### AIM OF THE TASK
The entries need to be copied exactly.

### RECORDS TO USE
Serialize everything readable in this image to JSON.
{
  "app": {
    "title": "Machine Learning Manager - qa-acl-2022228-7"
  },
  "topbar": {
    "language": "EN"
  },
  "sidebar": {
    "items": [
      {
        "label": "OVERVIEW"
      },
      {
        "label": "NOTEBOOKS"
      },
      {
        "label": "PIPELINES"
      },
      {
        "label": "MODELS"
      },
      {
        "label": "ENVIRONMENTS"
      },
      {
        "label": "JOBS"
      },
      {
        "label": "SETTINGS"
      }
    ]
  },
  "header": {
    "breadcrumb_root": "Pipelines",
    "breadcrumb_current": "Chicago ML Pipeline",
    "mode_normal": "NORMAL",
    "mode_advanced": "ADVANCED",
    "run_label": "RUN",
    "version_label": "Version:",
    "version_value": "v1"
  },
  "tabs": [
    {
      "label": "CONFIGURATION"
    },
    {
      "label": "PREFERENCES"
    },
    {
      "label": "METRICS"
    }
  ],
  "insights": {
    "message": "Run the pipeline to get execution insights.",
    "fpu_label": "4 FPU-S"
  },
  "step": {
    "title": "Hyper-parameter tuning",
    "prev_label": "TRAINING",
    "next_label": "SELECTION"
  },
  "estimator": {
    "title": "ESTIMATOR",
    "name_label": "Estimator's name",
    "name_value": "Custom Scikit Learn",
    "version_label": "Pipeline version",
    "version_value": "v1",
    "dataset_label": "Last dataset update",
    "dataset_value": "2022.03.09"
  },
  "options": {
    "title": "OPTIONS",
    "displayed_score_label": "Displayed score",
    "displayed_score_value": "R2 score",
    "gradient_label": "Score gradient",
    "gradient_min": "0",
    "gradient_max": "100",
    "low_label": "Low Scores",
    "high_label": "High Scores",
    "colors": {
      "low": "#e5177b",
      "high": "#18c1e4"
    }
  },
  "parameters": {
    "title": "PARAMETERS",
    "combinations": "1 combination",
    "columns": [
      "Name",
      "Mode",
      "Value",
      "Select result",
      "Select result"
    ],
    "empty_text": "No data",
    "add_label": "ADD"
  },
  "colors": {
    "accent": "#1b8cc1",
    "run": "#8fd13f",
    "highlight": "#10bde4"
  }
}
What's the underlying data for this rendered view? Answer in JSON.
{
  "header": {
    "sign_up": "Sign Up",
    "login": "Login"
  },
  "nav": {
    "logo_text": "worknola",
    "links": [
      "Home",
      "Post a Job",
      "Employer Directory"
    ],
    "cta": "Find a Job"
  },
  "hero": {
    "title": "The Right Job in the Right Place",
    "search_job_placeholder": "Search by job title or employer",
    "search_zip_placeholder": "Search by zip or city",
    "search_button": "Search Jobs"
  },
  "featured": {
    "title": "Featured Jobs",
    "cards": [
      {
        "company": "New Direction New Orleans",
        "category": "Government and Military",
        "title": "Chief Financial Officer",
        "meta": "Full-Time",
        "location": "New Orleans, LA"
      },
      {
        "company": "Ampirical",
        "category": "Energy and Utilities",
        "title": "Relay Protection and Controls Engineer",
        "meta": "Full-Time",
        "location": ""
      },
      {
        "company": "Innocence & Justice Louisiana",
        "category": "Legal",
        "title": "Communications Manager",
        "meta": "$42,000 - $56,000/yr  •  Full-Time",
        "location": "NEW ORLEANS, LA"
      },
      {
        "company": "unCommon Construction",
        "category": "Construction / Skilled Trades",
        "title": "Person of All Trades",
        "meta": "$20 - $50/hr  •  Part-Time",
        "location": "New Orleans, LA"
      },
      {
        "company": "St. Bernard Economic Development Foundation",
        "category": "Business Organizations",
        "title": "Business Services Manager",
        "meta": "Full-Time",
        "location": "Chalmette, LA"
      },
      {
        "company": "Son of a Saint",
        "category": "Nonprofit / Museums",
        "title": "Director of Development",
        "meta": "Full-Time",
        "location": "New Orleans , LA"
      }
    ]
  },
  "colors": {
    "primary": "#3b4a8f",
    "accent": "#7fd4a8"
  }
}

### RESPONSE FOR THIS EXERCISE
Serialize everything readable in this image to JSON.
{
  "app": {
    "title": "Machine Learning Manager - qa-acl-2022228-7"
  },
  "topbar": {
    "language": "EN"
  },
  "sidebar": {
    "items": [
      {
        "label": "OVERVIEW"
      },
      {
        "label": "NOTEBOOKS"
      },
      {
        "label": "PIPELINES"
      },
      {
        "label": "MODELS"
      },
      {
        "label": "ENVIRONMENTS"
      },
      {
        "label": "JOBS"
      },
      {
        "label": "SETTINGS"
      }
    ]
  },
  "header": {
    "breadcrumb_root": "Pipelines",
    "breadcrumb_current": "Chicago ML Pipeline",
    "mode_normal": "NORMAL",
    "mode_advanced": "ADVANCED",
    "run_label": "RUN",
    "version_label": "Version:",
    "version_value": "v1"
  },
  "tabs": [
    {
      "label": "CONFIGURATION"
    },
    {
      "label": "PREFERENCES"
    },
    {
      "label": "METRICS"
    }
  ],
  "insights": {
    "message": "Run the pipeline to get execution insights.",
    "fpu_label": "4 FPU-S"
  },
  "step": {
    "title": "Hyper-parameter tuning",
    "prev_label": "TRAINING",
    "next_label": "SELECTION"
  },
  "estimator": {
    "title": "ESTIMATOR",
    "name_label": "Estimator's name",
    "name_value": "Custom Scikit Learn",
    "version_label": "Pipeline version",
    "version_value": "v1",
    "dataset_label": "Last dataset update",
    "dataset_value": "2022.03.09"
  },
  "options": {
    "title": "OPTIONS",
    "displayed_score_label": "Displayed score",
    "displayed_score_value": "R2 score",
    "gradient_label": "Score gradient",
    "gradient_min": "0",
    "gradient_max": "100",
    "low_label": "Low Scores",
    "high_label": "High Scores",
    "colors": {
      "low": "#e5177b",
      "high": "#18c1e4"
    }
  },
  "parameters": {
    "title": "PARAMETERS",
    "combinations": "1 combination",
    "columns": [
      "Name",
      "Mode",
      "Value",
      "Select result",
      "Select result"
    ],
    "empty_text": "No data",
    "add_label": "ADD"
  },
  "colors": {
    "accent": "#1b8cc1",
    "run": "#8fd13f",
    "highlight": "#10bde4"
  }
}
What's the underlying data for this rendered view? Answer in JSON.
{
  "header": {
    "sign_up": "Sign Up",
    "login": "Login"
  },
  "nav": {
    "logo_text": "worknola",
    "links": [
      "Home",
      "Post a Job",
      "Employer Directory"
    ],
    "cta": "Find a Job"
  },
  "hero": {
    "title": "The Right Job in the Right Place",
    "search_job_placeholder": "Search by job title or employer",
    "search_zip_placeholder": "Search by zip or city",
    "search_button": "Search Jobs"
  },
  "featured": {
    "title": "Featured Jobs",
    "cards": [
      {
        "company": "New Direction New Orleans",
        "category": "Government and Military",
        "title": "Chief Financial Officer",
        "meta": "Full-Time",
        "location": "New Orleans, LA"
      },
      {
        "company": "Ampirical",
        "category": "Energy and Utilities",
        "title": "Relay Protection and Controls Engineer",
        "meta": "Full-Time",
        "location": ""
      },
      {
        "company": "Innocence & Justice Louisiana",
        "category": "Legal",
        "title": "Communications Manager",
        "meta": "$42,000 - $56,000/yr  •  Full-Time",
        "location": "NEW ORLEANS, LA"
      },
      {
        "company": "unCommon Construction",
        "category": "Construction / Skilled Trades",
        "title": "Person of All Trades",
        "meta": "$20 - $50/hr  •  Part-Time",
        "location": "New Orleans, LA"
      },
      {
        "company": "St. Bernard Economic Development Foundation",
        "category": "Business Organizations",
        "title": "Business Services Manager",
        "meta": "Full-Time",
        "location": "Chalmette, LA"
      },
      {
        "company": "Son of a Saint",
        "category": "Nonprofit / Museums",
        "title": "Director of Development",
        "meta": "Full-Time",
        "location": "New Orleans , LA"
      }
    ]
  },
  "colors": {
    "primary": "#3b4a8f",
    "accent": "#7fd4a8"
  }
}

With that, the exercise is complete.